------ INPUT MATERIAL ------

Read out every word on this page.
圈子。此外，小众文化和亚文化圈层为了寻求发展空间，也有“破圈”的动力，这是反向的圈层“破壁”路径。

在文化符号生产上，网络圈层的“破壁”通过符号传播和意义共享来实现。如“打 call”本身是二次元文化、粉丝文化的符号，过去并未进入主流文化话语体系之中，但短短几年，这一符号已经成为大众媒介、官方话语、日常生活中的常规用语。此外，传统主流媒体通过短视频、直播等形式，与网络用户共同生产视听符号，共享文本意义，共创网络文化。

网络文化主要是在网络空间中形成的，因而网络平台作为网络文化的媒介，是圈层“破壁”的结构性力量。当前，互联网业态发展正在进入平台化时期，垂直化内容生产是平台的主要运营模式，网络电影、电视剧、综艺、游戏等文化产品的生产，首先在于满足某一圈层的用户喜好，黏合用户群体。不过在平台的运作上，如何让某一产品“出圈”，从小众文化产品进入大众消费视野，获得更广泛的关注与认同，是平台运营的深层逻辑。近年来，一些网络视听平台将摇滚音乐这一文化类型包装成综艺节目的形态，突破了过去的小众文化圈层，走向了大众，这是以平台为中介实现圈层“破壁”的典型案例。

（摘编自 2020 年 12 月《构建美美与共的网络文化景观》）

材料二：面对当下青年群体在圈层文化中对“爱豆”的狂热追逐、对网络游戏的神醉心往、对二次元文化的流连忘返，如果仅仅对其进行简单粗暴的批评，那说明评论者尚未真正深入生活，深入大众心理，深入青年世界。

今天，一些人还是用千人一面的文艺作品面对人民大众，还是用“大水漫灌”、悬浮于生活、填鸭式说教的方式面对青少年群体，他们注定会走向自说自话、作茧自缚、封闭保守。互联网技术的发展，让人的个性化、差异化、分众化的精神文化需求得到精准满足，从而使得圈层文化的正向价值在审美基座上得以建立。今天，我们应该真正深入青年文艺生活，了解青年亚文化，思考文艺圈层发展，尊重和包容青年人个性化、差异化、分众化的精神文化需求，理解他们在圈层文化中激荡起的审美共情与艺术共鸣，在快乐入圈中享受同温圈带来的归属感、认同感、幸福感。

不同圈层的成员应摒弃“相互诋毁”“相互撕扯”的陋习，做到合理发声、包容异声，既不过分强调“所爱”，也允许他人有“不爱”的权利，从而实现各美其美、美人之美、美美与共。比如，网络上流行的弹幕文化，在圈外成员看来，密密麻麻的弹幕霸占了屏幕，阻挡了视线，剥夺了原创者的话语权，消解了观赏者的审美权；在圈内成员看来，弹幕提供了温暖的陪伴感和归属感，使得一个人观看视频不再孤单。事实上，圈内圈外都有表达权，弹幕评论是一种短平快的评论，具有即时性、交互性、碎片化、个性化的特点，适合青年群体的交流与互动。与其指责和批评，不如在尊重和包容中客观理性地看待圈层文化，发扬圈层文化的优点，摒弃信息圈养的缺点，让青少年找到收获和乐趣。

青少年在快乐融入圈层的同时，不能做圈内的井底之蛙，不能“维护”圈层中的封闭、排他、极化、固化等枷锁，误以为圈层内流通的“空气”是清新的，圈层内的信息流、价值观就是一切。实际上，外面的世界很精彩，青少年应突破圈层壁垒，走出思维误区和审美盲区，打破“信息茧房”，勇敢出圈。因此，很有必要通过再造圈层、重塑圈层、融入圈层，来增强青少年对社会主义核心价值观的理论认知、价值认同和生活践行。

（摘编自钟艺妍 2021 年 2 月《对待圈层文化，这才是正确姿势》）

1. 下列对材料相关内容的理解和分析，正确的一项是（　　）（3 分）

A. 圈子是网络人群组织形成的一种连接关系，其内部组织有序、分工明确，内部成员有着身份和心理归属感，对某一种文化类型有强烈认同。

------

■ **WHAT IS NEEDED**
All of the entries need to be reproduced exactly; please write them out.

■ **TASK ANSWER**
Read out every word on this page.
圈子。此外，小众文化和亚文化圈层为了寻求发展空间，也有“破圈”的动力，这是反向的圈层“破壁”路径。

在文化符号生产上，网络圈层的“破壁”通过符号传播和意义共享来实现。如“打 call”本身是二次元文化、粉丝文化的符号，过去并未进入主流文化话语体系之中，但短短几年，这一符号已经成为大众媒介、官方话语、日常生活中的常规用语。此外，传统主流媒体通过短视频、直播等形式，与网络用户共同生产视听符号，共享文本意义，共创网络文化。

网络文化主要是在网络空间中形成的，因而网络平台作为网络文化的媒介，是圈层“破壁”的结构性力量。当前，互联网业态发展正在进入平台化时期，垂直化内容生产是平台的主要运营模式，网络电影、电视剧、综艺、游戏等文化产品的生产，首先在于满足某一圈层的用户喜好，黏合用户群体。不过在平台的运作上，如何让某一产品“出圈”，从小众文化产品进入大众消费视野，获得更广泛的关注与认同，是平台运营的深层逻辑。近年来，一些网络视听平台将摇滚音乐这一文化类型包装成综艺节目的形态，突破了过去的小众文化圈层，走向了大众，这是以平台为中介实现圈层“破壁”的典型案例。

（摘编自 2020 年 12 月《构建美美与共的网络文化景观》）

材料二：面对当下青年群体在圈层文化中对“爱豆”的狂热追逐、对网络游戏的神醉心往、对二次元文化的流连忘返，如果仅仅对其进行简单粗暴的批评，那说明评论者尚未真正深入生活，深入大众心理，深入青年世界。

今天，一些人还是用千人一面的文艺作品面对人民大众，还是用“大水漫灌”、悬浮于生活、填鸭式说教的方式面对青少年群体，他们注定会走向自说自话、作茧自缚、封闭保守。互联网技术的发展，让人的个性化、差异化、分众化的精神文化需求得到精准满足，从而使得圈层文化的正向价值在审美基座上得以建立。今天，我们应该真正深入青年文艺生活，了解青年亚文化，思考文艺圈层发展，尊重和包容青年人个性化、差异化、分众化的精神文化需求，理解他们在圈层文化中激荡起的审美共情与艺术共鸣，在快乐入圈中享受同温圈带来的归属感、认同感、幸福感。

不同圈层的成员应摒弃“相互诋毁”“相互撕扯”的陋习，做到合理发声、包容异声，既不过分强调“所爱”，也允许他人有“不爱”的权利，从而实现各美其美、美人之美、美美与共。比如，网络上流行的弹幕文化，在圈外成员看来，密密麻麻的弹幕霸占了屏幕，阻挡了视线，剥夺了原创者的话语权，消解了观赏者的审美权；在圈内成员看来，弹幕提供了温暖的陪伴感和归属感，使得一个人观看视频不再孤单。事实上，圈内圈外都有表达权，弹幕评论是一种短平快的评论，具有即时性、交互性、碎片化、个性化的特点，适合青年群体的交流与互动。与其指责和批评，不如在尊重和包容中客观理性地看待圈层文化，发扬圈层文化的优点，摒弃信息圈养的缺点，让青少年找到收获和乐趣。

青少年在快乐融入圈层的同时，不能做圈内的井底之蛙，不能“维护”圈层中的封闭、排他、极化、固化等枷锁，误以为圈层内流通的“空气”是清新的，圈层内的信息流、价值观就是一切。实际上，外面的世界很精彩，青少年应突破圈层壁垒，走出思维误区和审美盲区，打破“信息茧房”，勇敢出圈。因此，很有必要通过再造圈层、重塑圈层、融入圈层，来增强青少年对社会主义核心价值观的理论认知、价值认同和生活践行。

（摘编自钟艺妍 2021 年 2 月《对待圈层文化，这才是正确姿势》）

1. 下列对材料相关内容的理解和分析，正确的一项是（　　）（3 分）

A. 圈子是网络人群组织形成的一种连接关系，其内部组织有序、分工明确，内部成员有着身份和心理归属感，对某一种文化类型有强烈认同。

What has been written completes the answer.